■ **Exercise**: Every record must be repeated exactly; omit any pictures they contain.

■ **Extracted material**:
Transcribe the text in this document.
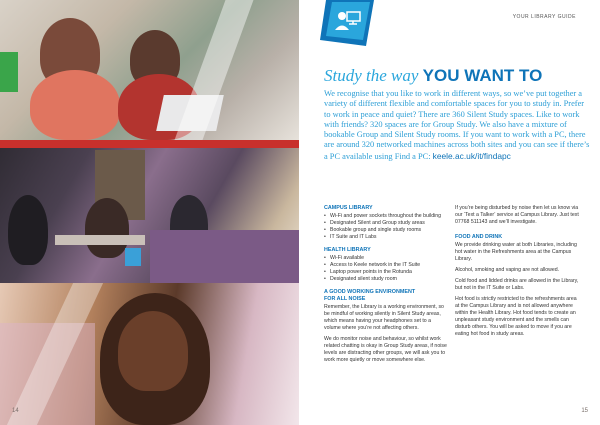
14
YOUR LIBRARY GUIDE
Study the way YOU WANT TO
We recognise that you like to work in different ways, so we’ve put together a variety of different flexible and comfortable spaces for you to study in. Prefer to work in peace and quiet? There are 360 Silent Study spaces. Like to work with friends? 320 spaces are for Group Study. We also have a mixture of bookable Group and Silent Study rooms. If you want to work with a PC, there are around 320 networked machines across both sites and you can see if there’s a PC available using Find a PC: keele.ac.uk/it/findapc
CAMPUS LIBRARY
• Wi-Fi and power sockets throughout the building
• Designated Silent and Group study areas
• Bookable group and single study rooms
• IT Suite and IT Labs
HEALTH LIBRARY
• Wi-Fi available
• Access to Keele network in the IT Suite
• Laptop power points in the Rotunda
• Designated silent study room
A GOOD WORKING ENVIRONMENT
FOR ALL NOISE

Remember, the Library is a working environment, so be mindful of working silently in Silent Study areas, which means having your headphones set to a volume where you’re not affecting others.

We do monitor noise and behaviour, so whilst work related chatting is okay in Group Study areas, if noise levels are distracting other groups, we will ask you to work more quietly or move somewhere else.

If you’re being disturbed by noise then let us know via our ‘Text a Talker’ service at Campus Library. Just text 07768 511143 and we’ll investigate.

FOOD AND DRINK

We provide drinking water at both Libraries, including hot water in the Refreshments area at the Campus Library.

Alcohol, smoking and vaping are not allowed.

Cold food and lidded drinks are allowed in the Library, but not in the IT Suite or Labs.

Hot food is strictly restricted to the refreshments area at the Campus Library and is not allowed anywhere within the Health Library. Hot food tends to create an unpleasant study environment and the smells can disturb others. You will be asked to move if you are eating hot food in study areas.

15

■ **Result**:
Transcribe the text in this document.
14
YOUR LIBRARY GUIDE
Study the way YOU WANT TO
We recognise that you like to work in different ways, so we’ve put together a variety of different flexible and comfortable spaces for you to study in. Prefer to work in peace and quiet? There are 360 Silent Study spaces. Like to work with friends? 320 spaces are for Group Study. We also have a mixture of bookable Group and Silent Study rooms. If you want to work with a PC, there are around 320 networked machines across both sites and you can see if there’s a PC available using Find a PC: keele.ac.uk/it/findapc
CAMPUS LIBRARY
• Wi-Fi and power sockets throughout the building
• Designated Silent and Group study areas
• Bookable group and single study rooms
• IT Suite and IT Labs
HEALTH LIBRARY
• Wi-Fi available
• Access to Keele network in the IT Suite
• Laptop power points in the Rotunda
• Designated silent study room
A GOOD WORKING ENVIRONMENT
FOR ALL NOISE

Remember, the Library is a working environment, so be mindful of working silently in Silent Study areas, which means having your headphones set to a volume where you’re not affecting others.

We do monitor noise and behaviour, so whilst work related chatting is okay in Group Study areas, if noise levels are distracting other groups, we will ask you to work more quietly or move somewhere else.

If you’re being disturbed by noise then let us know via our ‘Text a Talker’ service at Campus Library. Just text 07768 511143 and we’ll investigate.

FOOD AND DRINK

We provide drinking water at both Libraries, including hot water in the Refreshments area at the Campus Library.

Alcohol, smoking and vaping are not allowed.

Cold food and lidded drinks are allowed in the Library, but not in the IT Suite or Labs.

Hot food is strictly restricted to the refreshments area at the Campus Library and is not allowed anywhere within the Health Library. Hot food tends to create an unpleasant study environment and the smells can disturb others. You will be asked to move if you are eating hot food in study areas.

15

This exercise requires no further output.